AIM =
Here are some records; quote them exactly, leaving out the pictures.
## Begin INPUT MATERIAL
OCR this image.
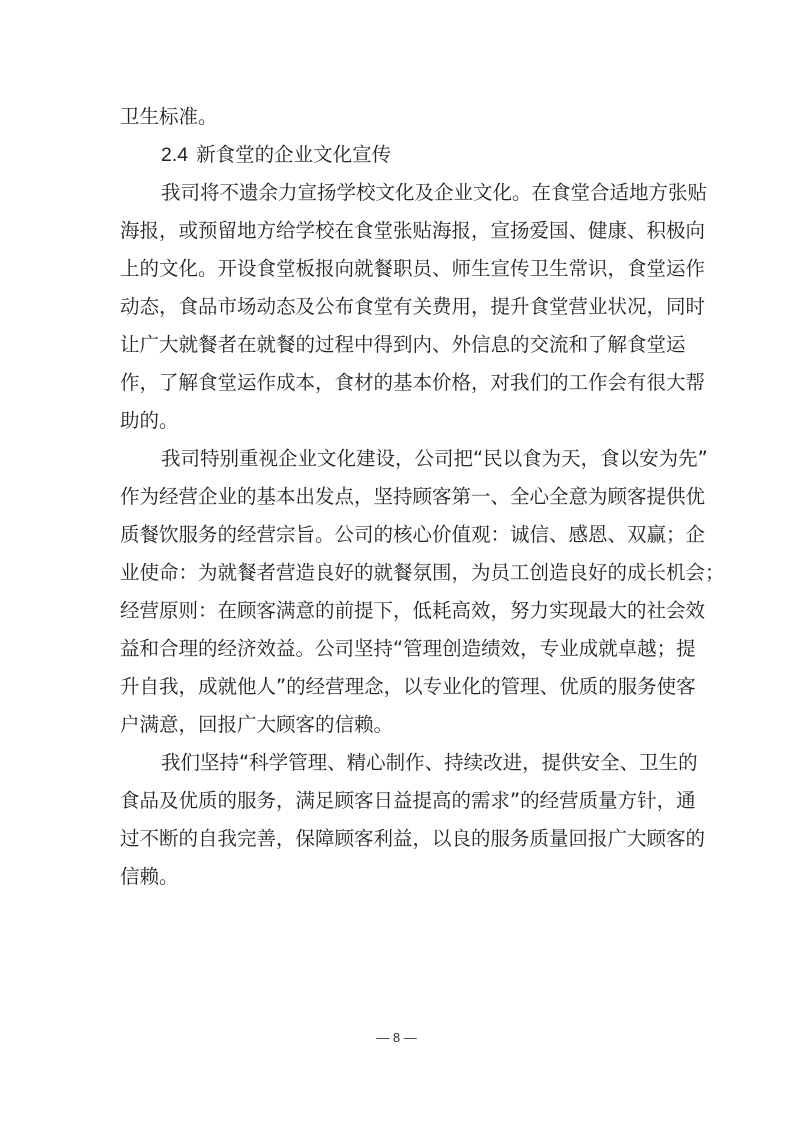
卫生标准。
2.4 新食堂的企业文化宣传
我司将不遗余力宣扬学校文化及企业文化。在食堂合适地方张贴
海报，或预留地方给学校在食堂张贴海报，宣扬爱国、健康、积极向
上的文化。开设食堂板报向就餐职员、师生宣传卫生常识，食堂运作
动态，食品市场动态及公布食堂有关费用，提升食堂营业状况，同时
让广大就餐者在就餐的过程中得到内、外信息的交流和了解食堂运
作，了解食堂运作成本，食材的基本价格，对我们的工作会有很大帮
助的。
我司特别重视企业文化建设，公司把“民以食为天，食以安为先”
作为经营企业的基本出发点，坚持顾客第一、全心全意为顾客提供优
质餐饮服务的经营宗旨。公司的核心价值观：诚信、感恩、双赢；企
业使命：为就餐者营造良好的就餐氛围，为员工创造良好的成长机会；
经营原则：在顾客满意的前提下，低耗高效，努力实现最大的社会效
益和合理的经济效益。公司坚持“管理创造绩效，专业成就卓越；提
升自我，成就他人”的经营理念，以专业化的管理、优质的服务使客
户满意，回报广大顾客的信赖。
我们坚持“科学管理、精心制作、持续改进，提供安全、卫生的
食品及优质的服务，满足顾客日益提高的需求”的经营质量方针，通
过不断的自我完善，保障顾客利益，以良的服务质量回报广大顾客的
信赖。
— 8 —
## End INPUT MATERIAL
OUTPUT =
OCR this image.
卫生标准。
2.4 新食堂的企业文化宣传
我司将不遗余力宣扬学校文化及企业文化。在食堂合适地方张贴
海报，或预留地方给学校在食堂张贴海报，宣扬爱国、健康、积极向
上的文化。开设食堂板报向就餐职员、师生宣传卫生常识，食堂运作
动态，食品市场动态及公布食堂有关费用，提升食堂营业状况，同时
让广大就餐者在就餐的过程中得到内、外信息的交流和了解食堂运
作，了解食堂运作成本，食材的基本价格，对我们的工作会有很大帮
助的。
我司特别重视企业文化建设，公司把“民以食为天，食以安为先”
作为经营企业的基本出发点，坚持顾客第一、全心全意为顾客提供优
质餐饮服务的经营宗旨。公司的核心价值观：诚信、感恩、双赢；企
业使命：为就餐者营造良好的就餐氛围，为员工创造良好的成长机会；
经营原则：在顾客满意的前提下，低耗高效，努力实现最大的社会效
益和合理的经济效益。公司坚持“管理创造绩效，专业成就卓越；提
升自我，成就他人”的经营理念，以专业化的管理、优质的服务使客
户满意，回报广大顾客的信赖。
我们坚持“科学管理、精心制作、持续改进，提供安全、卫生的
食品及优质的服务，满足顾客日益提高的需求”的经营质量方针，通
过不断的自我完善，保障顾客利益，以良的服务质量回报广大顾客的
信赖。
— 8 —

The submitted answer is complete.